Figure record extracts:
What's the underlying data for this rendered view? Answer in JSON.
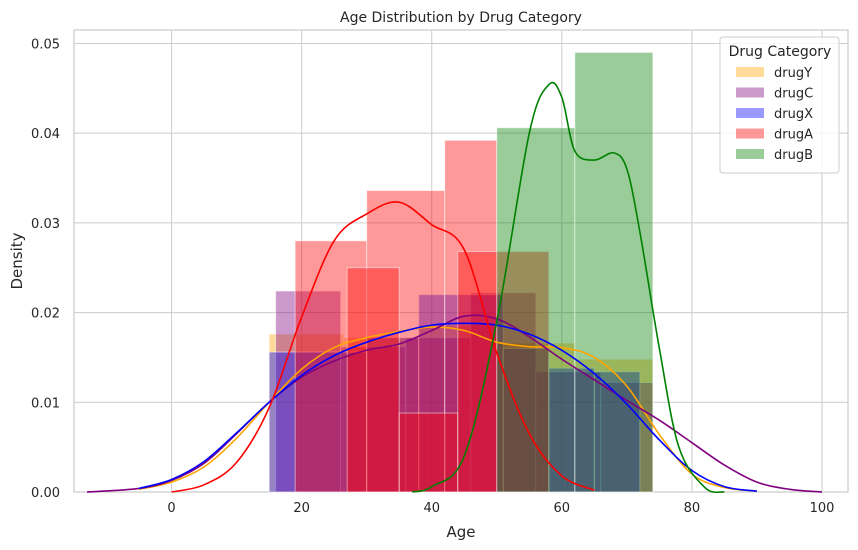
{
  "chart_data": {
    "type": "histogram",
    "title": "Age Distribution by Drug Category",
    "xlabel": "Age",
    "ylabel": "Density",
    "xlim": [
      -15,
      104
    ],
    "ylim": [
      0,
      0.0515
    ],
    "xticks": [
      0,
      20,
      40,
      60,
      80,
      100
    ],
    "yticks": [
      0.0,
      0.01,
      0.02,
      0.03,
      0.04,
      0.05
    ],
    "xtick_labels": [
      "0",
      "20",
      "40",
      "60",
      "80",
      "100"
    ],
    "ytick_labels": [
      "0.00",
      "0.01",
      "0.02",
      "0.03",
      "0.04",
      "0.05"
    ],
    "grid": true,
    "legend": {
      "title": "Drug Category",
      "position": "top-right"
    },
    "series": [
      {
        "name": "drugY",
        "color": "#FFA500",
        "bin_edges": [
          15,
          26.5,
          38,
          50,
          62,
          74
        ],
        "densities": [
          0.0176,
          0.0172,
          0.0186,
          0.0166,
          0.0148
        ],
        "kde_x": [
          -5,
          0,
          5,
          10,
          15,
          20,
          25,
          30,
          35,
          40,
          45,
          50,
          55,
          60,
          65,
          70,
          75,
          80,
          85,
          90
        ],
        "kde_y": [
          0.0003,
          0.0011,
          0.0028,
          0.006,
          0.01,
          0.0137,
          0.0161,
          0.0172,
          0.0179,
          0.0184,
          0.018,
          0.0167,
          0.0162,
          0.0161,
          0.015,
          0.0118,
          0.0064,
          0.002,
          0.0005,
          0.0001
        ]
      },
      {
        "name": "drugC",
        "color": "#800080",
        "bin_edges": [
          16,
          26,
          36,
          46,
          56,
          66,
          74
        ],
        "densities": [
          0.0224,
          0.0162,
          0.0172,
          0.0222,
          0.0134,
          0.0122
        ],
        "kde_x": [
          -13,
          -5,
          0,
          5,
          10,
          15,
          20,
          25,
          30,
          35,
          40,
          45,
          50,
          55,
          60,
          65,
          70,
          75,
          80,
          85,
          90,
          95,
          100
        ],
        "kde_y": [
          0.0,
          0.0004,
          0.0013,
          0.0032,
          0.0065,
          0.01,
          0.0128,
          0.0146,
          0.0158,
          0.0165,
          0.018,
          0.0196,
          0.0193,
          0.0173,
          0.0148,
          0.0125,
          0.0102,
          0.008,
          0.0055,
          0.003,
          0.0011,
          0.0003,
          0.0
        ]
      },
      {
        "name": "drugX",
        "color": "#0000FF",
        "bin_edges": [
          15,
          30,
          38,
          51,
          58,
          65,
          72
        ],
        "densities": [
          0.0156,
          0.0172,
          0.022,
          0.016,
          0.0138,
          0.0134
        ],
        "kde_x": [
          -5,
          0,
          5,
          10,
          15,
          20,
          25,
          30,
          35,
          40,
          45,
          50,
          55,
          60,
          65,
          70,
          75,
          80,
          85,
          90
        ],
        "kde_y": [
          0.0004,
          0.0014,
          0.0034,
          0.0066,
          0.01,
          0.013,
          0.0152,
          0.0167,
          0.0178,
          0.0186,
          0.0188,
          0.0186,
          0.0176,
          0.0158,
          0.0132,
          0.0098,
          0.0058,
          0.0024,
          0.0006,
          0.0001
        ]
      },
      {
        "name": "drugA",
        "color": "#FF0000",
        "bin_edges": [
          19,
          30,
          42,
          50
        ],
        "densities": [
          0.028,
          0.0336,
          0.0392
        ],
        "extra_bins": {
          "bin_edges": [
            27,
            35,
            44,
            58
          ],
          "densities": [
            0.025,
            0.0088,
            0.0268
          ]
        },
        "kde_x": [
          0,
          5,
          10,
          15,
          20,
          25,
          30,
          35,
          40,
          45,
          50,
          55,
          60,
          65
        ],
        "kde_y": [
          0.0,
          0.0008,
          0.0033,
          0.0094,
          0.0195,
          0.028,
          0.031,
          0.0323,
          0.0298,
          0.027,
          0.0155,
          0.0065,
          0.0018,
          0.0002
        ]
      },
      {
        "name": "drugB",
        "color": "#008000",
        "bin_edges": [
          50,
          62,
          74
        ],
        "densities": [
          0.0406,
          0.049
        ],
        "kde_x": [
          37,
          40,
          45,
          50,
          55,
          58,
          60,
          62,
          65,
          68,
          70,
          72,
          75,
          78,
          82,
          85
        ],
        "kde_y": [
          0.0,
          0.0006,
          0.004,
          0.019,
          0.04,
          0.0454,
          0.044,
          0.038,
          0.037,
          0.0378,
          0.036,
          0.029,
          0.016,
          0.005,
          0.0005,
          0.0
        ]
      }
    ]
  }
}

▶ [TASK DIRECTIONS]
Copy every line above word for word and exclude the pictures.

▶ [TASK SOLUTION]
What's the underlying data for this rendered view? Answer in JSON.
{
  "chart_data": {
    "type": "histogram",
    "title": "Age Distribution by Drug Category",
    "xlabel": "Age",
    "ylabel": "Density",
    "xlim": [
      -15,
      104
    ],
    "ylim": [
      0,
      0.0515
    ],
    "xticks": [
      0,
      20,
      40,
      60,
      80,
      100
    ],
    "yticks": [
      0.0,
      0.01,
      0.02,
      0.03,
      0.04,
      0.05
    ],
    "xtick_labels": [
      "0",
      "20",
      "40",
      "60",
      "80",
      "100"
    ],
    "ytick_labels": [
      "0.00",
      "0.01",
      "0.02",
      "0.03",
      "0.04",
      "0.05"
    ],
    "grid": true,
    "legend": {
      "title": "Drug Category",
      "position": "top-right"
    },
    "series": [
      {
        "name": "drugY",
        "color": "#FFA500",
        "bin_edges": [
          15,
          26.5,
          38,
          50,
          62,
          74
        ],
        "densities": [
          0.0176,
          0.0172,
          0.0186,
          0.0166,
          0.0148
        ],
        "kde_x": [
          -5,
          0,
          5,
          10,
          15,
          20,
          25,
          30,
          35,
          40,
          45,
          50,
          55,
          60,
          65,
          70,
          75,
          80,
          85,
          90
        ],
        "kde_y": [
          0.0003,
          0.0011,
          0.0028,
          0.006,
          0.01,
          0.0137,
          0.0161,
          0.0172,
          0.0179,
          0.0184,
          0.018,
          0.0167,
          0.0162,
          0.0161,
          0.015,
          0.0118,
          0.0064,
          0.002,
          0.0005,
          0.0001
        ]
      },
      {
        "name": "drugC",
        "color": "#800080",
        "bin_edges": [
          16,
          26,
          36,
          46,
          56,
          66,
          74
        ],
        "densities": [
          0.0224,
          0.0162,
          0.0172,
          0.0222,
          0.0134,
          0.0122
        ],
        "kde_x": [
          -13,
          -5,
          0,
          5,
          10,
          15,
          20,
          25,
          30,
          35,
          40,
          45,
          50,
          55,
          60,
          65,
          70,
          75,
          80,
          85,
          90,
          95,
          100
        ],
        "kde_y": [
          0.0,
          0.0004,
          0.0013,
          0.0032,
          0.0065,
          0.01,
          0.0128,
          0.0146,
          0.0158,
          0.0165,
          0.018,
          0.0196,
          0.0193,
          0.0173,
          0.0148,
          0.0125,
          0.0102,
          0.008,
          0.0055,
          0.003,
          0.0011,
          0.0003,
          0.0
        ]
      },
      {
        "name": "drugX",
        "color": "#0000FF",
        "bin_edges": [
          15,
          30,
          38,
          51,
          58,
          65,
          72
        ],
        "densities": [
          0.0156,
          0.0172,
          0.022,
          0.016,
          0.0138,
          0.0134
        ],
        "kde_x": [
          -5,
          0,
          5,
          10,
          15,
          20,
          25,
          30,
          35,
          40,
          45,
          50,
          55,
          60,
          65,
          70,
          75,
          80,
          85,
          90
        ],
        "kde_y": [
          0.0004,
          0.0014,
          0.0034,
          0.0066,
          0.01,
          0.013,
          0.0152,
          0.0167,
          0.0178,
          0.0186,
          0.0188,
          0.0186,
          0.0176,
          0.0158,
          0.0132,
          0.0098,
          0.0058,
          0.0024,
          0.0006,
          0.0001
        ]
      },
      {
        "name": "drugA",
        "color": "#FF0000",
        "bin_edges": [
          19,
          30,
          42,
          50
        ],
        "densities": [
          0.028,
          0.0336,
          0.0392
        ],
        "extra_bins": {
          "bin_edges": [
            27,
            35,
            44,
            58
          ],
          "densities": [
            0.025,
            0.0088,
            0.0268
          ]
        },
        "kde_x": [
          0,
          5,
          10,
          15,
          20,
          25,
          30,
          35,
          40,
          45,
          50,
          55,
          60,
          65
        ],
        "kde_y": [
          0.0,
          0.0008,
          0.0033,
          0.0094,
          0.0195,
          0.028,
          0.031,
          0.0323,
          0.0298,
          0.027,
          0.0155,
          0.0065,
          0.0018,
          0.0002
        ]
      },
      {
        "name": "drugB",
        "color": "#008000",
        "bin_edges": [
          50,
          62,
          74
        ],
        "densities": [
          0.0406,
          0.049
        ],
        "kde_x": [
          37,
          40,
          45,
          50,
          55,
          58,
          60,
          62,
          65,
          68,
          70,
          72,
          75,
          78,
          82,
          85
        ],
        "kde_y": [
          0.0,
          0.0006,
          0.004,
          0.019,
          0.04,
          0.0454,
          0.044,
          0.038,
          0.037,
          0.0378,
          0.036,
          0.029,
          0.016,
          0.005,
          0.0005,
          0.0
        ]
      }
    ]
  }
}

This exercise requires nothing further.